Excerpt provided
╔══

It was an astonishing end to an otherwise dull race, with the opening lap providing a frantic action.

Come the sweep through Mirabeau, double world champion Fernando Alonso was involved in a collision with Force India’s Nico Hulkenberg, sending the ‘Hulk’ into a barrier, resulting in the loss of his front wing.

The incident forced the race stewards into an immediate investigation, with the blame on Alonso. The McLaren driver was handed a five-second time penalty.

Such was Alonso’s pace, however, throughout the opening 30 laps that by the time he pitted to take on a set of soft tyres – switching from the opening stint super-softs – the additional penalty proved redundant.

Alonso, though, did not last too long after his pit stop, pulling his Honda-powered car off track at Sainte Devote with a gearbox issue caused by rising temperatures a day after an MGU-H problem brought an early end to his qualifying session.

Behind the leading trio Daniil Kvyat scored the highest finish of his career with fourth, followed by his Red Bull Racing team-mate Daniel Ricciardo.

╚══

Tasks to carry out
a: Reproduce the race report word for word.
b: Write out the rows below verbatim, starting with the first row and going on through the row that contains "page-title-row: 🦃 Holiday", including both of those rows.

Information given

╔══

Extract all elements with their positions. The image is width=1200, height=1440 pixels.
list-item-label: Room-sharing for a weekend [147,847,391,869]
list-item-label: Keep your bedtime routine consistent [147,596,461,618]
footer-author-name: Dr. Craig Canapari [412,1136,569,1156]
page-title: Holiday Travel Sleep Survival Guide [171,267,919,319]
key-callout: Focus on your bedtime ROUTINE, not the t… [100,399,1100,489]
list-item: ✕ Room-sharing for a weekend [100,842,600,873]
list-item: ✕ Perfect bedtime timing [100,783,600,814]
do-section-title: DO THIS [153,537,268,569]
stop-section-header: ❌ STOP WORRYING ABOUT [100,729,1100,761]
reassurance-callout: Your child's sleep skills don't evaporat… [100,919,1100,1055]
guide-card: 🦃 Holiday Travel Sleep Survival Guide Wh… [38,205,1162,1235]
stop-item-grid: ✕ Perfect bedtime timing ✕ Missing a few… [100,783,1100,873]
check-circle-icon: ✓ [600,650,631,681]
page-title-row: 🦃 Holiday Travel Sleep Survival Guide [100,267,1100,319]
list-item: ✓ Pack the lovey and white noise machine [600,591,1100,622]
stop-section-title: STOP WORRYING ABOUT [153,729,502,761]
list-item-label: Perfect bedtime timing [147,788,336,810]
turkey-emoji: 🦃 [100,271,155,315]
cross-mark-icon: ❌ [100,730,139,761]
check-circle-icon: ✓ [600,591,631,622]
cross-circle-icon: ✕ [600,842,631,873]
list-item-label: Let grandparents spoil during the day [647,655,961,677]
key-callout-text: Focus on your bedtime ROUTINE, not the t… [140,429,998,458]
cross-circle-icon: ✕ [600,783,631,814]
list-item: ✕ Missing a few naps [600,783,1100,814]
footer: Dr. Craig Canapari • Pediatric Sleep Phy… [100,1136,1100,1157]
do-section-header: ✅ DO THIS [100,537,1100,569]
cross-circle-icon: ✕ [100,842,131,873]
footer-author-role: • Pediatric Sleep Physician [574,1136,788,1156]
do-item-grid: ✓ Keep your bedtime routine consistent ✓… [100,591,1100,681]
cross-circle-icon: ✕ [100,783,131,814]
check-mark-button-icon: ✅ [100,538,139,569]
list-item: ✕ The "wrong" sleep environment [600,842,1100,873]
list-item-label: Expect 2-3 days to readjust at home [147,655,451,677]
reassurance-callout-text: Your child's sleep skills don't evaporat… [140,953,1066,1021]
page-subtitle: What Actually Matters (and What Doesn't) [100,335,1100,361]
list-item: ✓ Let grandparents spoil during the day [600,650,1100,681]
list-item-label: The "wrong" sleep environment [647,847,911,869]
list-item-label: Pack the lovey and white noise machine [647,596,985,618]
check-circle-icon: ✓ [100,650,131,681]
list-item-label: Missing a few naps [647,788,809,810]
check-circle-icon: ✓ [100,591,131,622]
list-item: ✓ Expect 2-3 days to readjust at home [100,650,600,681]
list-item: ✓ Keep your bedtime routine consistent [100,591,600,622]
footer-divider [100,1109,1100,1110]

╚══

The answers
a:
It was an astonishing end to an otherwise dull race, with the opening lap providing a frantic action.

Come the sweep through Mirabeau, double world champion Fernando Alonso was involved in a collision with Force India’s Nico Hulkenberg, sending the ‘Hulk’ into a barrier, resulting in the loss of his front wing.

The incident forced the race stewards into an immediate investigation, with the blame on Alonso. The McLaren driver was handed a five-second time penalty.

Such was Alonso’s pace, however, throughout the opening 30 laps that by the time he pitted to take on a set of soft tyres – switching from the opening stint super-softs – the additional penalty proved redundant.

Alonso, though, did not last too long after his pit stop, pulling his Honda-powered car off track at Sainte Devote with a gearbox issue caused by rising temperatures a day after an MGU-H problem brought an early end to his qualifying session.

Behind the leading trio Daniil Kvyat scored the highest finish of his career with fourth, followed by his Red Bull Racing team-mate Daniel Ricciardo.

b:
Extract all elements with their positions. The image is width=1200, height=1440 pixels.
list-item-label: Room-sharing for a weekend [147,847,391,869]
list-item-label: Keep your bedtime routine consistent [147,596,461,618]
footer-author-name: Dr. Craig Canapari [412,1136,569,1156]
page-title: Holiday Travel Sleep Survival Guide [171,267,919,319]
key-callout: Focus on your bedtime ROUTINE, not the t… [100,399,1100,489]
list-item: ✕ Room-sharing for a weekend [100,842,600,873]
list-item: ✕ Perfect bedtime timing [100,783,600,814]
do-section-title: DO THIS [153,537,268,569]
stop-section-header: ❌ STOP WORRYING ABOUT [100,729,1100,761]
reassurance-callout: Your child's sleep skills don't evaporat… [100,919,1100,1055]
guide-card: 🦃 Holiday Travel Sleep Survival Guide Wh… [38,205,1162,1235]
stop-item-grid: ✕ Perfect bedtime timing ✕ Missing a few… [100,783,1100,873]
check-circle-icon: ✓ [600,650,631,681]
page-title-row: 🦃 Holiday Travel Sleep Survival Guide [100,267,1100,319]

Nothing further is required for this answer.